(Dataset records)
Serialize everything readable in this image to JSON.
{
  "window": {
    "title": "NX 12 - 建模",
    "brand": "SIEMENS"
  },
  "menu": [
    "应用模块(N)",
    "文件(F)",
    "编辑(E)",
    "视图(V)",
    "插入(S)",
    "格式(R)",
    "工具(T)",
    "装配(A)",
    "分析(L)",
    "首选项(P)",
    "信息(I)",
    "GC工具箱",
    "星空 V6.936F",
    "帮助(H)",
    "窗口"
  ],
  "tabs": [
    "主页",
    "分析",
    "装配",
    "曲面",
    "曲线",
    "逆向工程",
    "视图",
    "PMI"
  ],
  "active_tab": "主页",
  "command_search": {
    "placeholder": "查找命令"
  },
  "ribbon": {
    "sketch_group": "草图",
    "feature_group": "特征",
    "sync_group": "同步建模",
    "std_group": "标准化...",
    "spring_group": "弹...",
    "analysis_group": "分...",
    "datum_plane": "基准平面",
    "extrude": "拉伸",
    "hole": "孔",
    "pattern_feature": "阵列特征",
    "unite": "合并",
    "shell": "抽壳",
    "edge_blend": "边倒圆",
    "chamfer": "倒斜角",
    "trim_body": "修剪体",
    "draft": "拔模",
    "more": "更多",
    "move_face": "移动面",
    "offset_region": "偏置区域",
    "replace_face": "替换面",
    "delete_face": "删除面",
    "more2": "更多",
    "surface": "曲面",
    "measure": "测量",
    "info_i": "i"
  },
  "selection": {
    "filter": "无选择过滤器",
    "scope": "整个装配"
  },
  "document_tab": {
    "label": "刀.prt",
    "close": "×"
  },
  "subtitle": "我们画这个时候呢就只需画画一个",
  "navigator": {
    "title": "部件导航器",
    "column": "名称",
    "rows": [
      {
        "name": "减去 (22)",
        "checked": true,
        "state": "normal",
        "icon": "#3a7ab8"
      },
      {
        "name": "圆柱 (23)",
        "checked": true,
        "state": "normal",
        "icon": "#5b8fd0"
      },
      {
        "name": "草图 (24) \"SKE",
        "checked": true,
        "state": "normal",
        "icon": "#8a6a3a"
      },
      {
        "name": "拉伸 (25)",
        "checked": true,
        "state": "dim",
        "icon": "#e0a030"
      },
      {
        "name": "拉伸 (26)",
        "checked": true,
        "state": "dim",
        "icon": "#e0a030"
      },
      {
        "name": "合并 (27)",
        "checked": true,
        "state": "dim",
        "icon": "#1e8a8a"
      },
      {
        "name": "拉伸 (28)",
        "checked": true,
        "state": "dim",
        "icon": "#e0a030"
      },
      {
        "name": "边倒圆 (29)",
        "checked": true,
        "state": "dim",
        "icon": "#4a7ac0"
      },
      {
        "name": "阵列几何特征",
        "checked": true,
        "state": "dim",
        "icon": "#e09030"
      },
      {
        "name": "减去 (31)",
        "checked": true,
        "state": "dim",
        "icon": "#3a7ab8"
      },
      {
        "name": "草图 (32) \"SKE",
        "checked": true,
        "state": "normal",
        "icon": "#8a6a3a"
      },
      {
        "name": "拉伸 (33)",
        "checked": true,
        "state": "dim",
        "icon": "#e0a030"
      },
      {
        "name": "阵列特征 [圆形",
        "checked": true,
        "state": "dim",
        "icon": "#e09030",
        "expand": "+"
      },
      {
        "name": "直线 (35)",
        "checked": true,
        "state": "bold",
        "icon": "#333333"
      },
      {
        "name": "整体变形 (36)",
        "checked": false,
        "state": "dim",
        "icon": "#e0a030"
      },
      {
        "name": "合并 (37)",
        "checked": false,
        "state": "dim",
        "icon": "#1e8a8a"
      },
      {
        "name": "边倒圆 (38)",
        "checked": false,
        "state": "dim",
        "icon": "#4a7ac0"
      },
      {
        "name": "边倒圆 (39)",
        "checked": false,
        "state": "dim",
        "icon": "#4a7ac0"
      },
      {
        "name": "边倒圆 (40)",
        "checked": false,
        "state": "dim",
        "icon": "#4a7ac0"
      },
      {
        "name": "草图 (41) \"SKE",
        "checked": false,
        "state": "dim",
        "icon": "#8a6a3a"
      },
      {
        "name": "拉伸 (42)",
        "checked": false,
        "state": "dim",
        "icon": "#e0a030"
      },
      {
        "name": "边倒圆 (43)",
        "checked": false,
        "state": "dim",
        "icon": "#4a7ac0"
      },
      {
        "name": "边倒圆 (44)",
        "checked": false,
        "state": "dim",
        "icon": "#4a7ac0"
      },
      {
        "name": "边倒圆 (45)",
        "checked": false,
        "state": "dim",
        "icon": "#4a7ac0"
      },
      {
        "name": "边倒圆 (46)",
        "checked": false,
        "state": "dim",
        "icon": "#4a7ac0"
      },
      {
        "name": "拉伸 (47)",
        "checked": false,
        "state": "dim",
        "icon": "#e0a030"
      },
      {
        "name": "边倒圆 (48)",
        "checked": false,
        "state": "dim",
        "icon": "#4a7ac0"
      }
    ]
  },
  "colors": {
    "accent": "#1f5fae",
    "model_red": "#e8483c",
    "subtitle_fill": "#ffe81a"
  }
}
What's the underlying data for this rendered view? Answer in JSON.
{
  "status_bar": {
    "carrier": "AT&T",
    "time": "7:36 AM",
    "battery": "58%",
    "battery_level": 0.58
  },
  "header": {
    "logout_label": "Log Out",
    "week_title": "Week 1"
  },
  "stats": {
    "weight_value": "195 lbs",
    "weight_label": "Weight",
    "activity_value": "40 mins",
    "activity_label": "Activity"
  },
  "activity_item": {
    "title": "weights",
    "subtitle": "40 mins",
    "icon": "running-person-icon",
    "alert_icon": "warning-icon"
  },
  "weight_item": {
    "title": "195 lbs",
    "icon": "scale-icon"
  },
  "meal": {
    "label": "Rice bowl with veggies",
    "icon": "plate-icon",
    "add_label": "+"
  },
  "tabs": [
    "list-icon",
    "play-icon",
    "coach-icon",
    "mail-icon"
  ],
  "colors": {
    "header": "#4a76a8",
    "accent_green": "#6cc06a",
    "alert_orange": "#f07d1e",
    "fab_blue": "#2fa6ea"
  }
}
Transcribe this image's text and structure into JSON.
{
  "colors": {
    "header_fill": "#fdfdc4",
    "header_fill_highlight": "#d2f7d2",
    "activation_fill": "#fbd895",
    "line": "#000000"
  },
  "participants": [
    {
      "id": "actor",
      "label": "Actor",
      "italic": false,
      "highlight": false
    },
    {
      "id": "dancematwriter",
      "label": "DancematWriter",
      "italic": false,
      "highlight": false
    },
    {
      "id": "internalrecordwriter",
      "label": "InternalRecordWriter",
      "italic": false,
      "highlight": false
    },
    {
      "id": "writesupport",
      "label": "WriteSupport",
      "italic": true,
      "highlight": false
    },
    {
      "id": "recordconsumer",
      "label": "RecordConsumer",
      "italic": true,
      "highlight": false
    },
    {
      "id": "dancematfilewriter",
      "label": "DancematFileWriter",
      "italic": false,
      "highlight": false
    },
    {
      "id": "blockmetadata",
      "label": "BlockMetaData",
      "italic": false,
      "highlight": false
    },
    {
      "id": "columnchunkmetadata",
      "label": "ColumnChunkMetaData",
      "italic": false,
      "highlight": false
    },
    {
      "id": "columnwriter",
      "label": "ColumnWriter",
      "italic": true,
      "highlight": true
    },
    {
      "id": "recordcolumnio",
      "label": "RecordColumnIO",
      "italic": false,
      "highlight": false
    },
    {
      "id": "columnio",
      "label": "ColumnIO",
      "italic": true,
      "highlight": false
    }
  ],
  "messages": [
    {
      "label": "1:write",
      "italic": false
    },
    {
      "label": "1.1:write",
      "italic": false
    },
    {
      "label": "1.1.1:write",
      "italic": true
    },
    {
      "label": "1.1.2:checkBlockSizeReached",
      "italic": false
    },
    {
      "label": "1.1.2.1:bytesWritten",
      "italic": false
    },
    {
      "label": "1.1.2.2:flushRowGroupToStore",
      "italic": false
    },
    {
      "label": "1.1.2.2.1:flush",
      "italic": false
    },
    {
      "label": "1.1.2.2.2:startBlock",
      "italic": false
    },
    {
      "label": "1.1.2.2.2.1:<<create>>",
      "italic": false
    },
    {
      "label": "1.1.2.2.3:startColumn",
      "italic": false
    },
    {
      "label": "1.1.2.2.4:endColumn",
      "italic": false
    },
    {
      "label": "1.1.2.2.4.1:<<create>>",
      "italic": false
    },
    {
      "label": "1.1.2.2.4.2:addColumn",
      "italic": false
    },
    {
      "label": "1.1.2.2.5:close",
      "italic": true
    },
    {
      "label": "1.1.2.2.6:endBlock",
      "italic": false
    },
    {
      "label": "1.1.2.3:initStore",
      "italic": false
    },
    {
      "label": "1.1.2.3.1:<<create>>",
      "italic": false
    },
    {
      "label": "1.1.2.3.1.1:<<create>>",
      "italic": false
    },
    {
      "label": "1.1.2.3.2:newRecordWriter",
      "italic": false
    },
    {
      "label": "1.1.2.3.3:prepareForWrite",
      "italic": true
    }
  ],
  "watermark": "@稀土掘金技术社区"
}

Stated task:
Tally the lines holding the string "image" and give only the count.

Expected answer:
2